## Goal:
Among the records below, find each line that includes the string "text" and copy it.

## Record extracts:
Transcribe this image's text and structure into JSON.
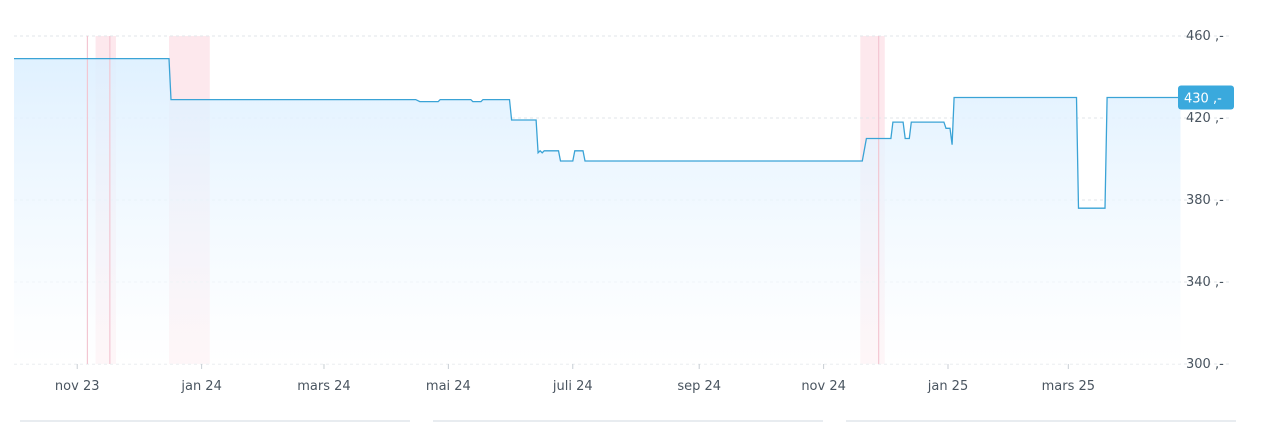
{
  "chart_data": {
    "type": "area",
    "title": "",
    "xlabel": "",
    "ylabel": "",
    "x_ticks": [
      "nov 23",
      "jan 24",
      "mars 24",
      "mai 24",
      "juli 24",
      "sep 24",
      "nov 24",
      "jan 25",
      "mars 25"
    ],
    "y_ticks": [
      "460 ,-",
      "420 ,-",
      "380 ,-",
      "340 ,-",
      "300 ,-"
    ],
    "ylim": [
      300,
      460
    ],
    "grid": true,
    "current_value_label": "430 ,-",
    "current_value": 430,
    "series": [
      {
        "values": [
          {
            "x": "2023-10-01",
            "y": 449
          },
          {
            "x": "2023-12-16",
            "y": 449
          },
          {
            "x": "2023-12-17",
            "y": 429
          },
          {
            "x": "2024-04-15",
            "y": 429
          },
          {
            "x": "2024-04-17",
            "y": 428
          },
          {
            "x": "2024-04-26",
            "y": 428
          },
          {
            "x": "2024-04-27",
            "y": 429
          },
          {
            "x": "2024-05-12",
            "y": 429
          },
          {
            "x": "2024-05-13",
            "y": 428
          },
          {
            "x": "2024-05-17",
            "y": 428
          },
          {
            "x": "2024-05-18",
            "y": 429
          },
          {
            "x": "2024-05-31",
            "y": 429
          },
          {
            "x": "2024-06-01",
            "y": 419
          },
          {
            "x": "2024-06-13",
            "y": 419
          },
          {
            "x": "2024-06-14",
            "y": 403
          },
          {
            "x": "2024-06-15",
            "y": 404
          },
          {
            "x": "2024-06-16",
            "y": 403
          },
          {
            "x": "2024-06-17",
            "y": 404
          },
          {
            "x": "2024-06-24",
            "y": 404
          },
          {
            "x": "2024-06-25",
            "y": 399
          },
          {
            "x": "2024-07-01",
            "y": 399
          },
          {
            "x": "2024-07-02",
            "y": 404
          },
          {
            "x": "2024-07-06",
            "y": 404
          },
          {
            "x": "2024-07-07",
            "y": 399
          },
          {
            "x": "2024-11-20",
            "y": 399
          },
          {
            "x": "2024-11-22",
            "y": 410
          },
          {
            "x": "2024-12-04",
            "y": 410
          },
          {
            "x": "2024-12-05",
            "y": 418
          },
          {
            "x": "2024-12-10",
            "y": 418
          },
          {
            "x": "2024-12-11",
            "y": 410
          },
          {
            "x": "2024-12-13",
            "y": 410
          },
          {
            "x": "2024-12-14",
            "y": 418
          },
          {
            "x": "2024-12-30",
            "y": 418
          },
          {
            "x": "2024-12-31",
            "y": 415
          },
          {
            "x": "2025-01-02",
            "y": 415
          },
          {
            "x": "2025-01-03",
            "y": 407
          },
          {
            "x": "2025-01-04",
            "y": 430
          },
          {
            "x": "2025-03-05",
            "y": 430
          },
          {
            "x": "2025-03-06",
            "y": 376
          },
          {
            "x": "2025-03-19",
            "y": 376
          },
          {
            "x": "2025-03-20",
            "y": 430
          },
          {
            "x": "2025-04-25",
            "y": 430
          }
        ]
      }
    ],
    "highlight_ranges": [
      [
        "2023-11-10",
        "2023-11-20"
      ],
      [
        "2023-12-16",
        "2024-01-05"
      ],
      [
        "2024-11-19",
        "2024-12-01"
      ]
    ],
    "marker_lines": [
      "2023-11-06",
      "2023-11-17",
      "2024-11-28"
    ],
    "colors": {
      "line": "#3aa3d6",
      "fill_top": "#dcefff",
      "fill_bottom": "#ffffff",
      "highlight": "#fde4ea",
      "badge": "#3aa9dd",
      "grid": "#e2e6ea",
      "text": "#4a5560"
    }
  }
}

## Worked answer:
Transcribe this image's text and structure into JSON.
      "text": "#4a5560"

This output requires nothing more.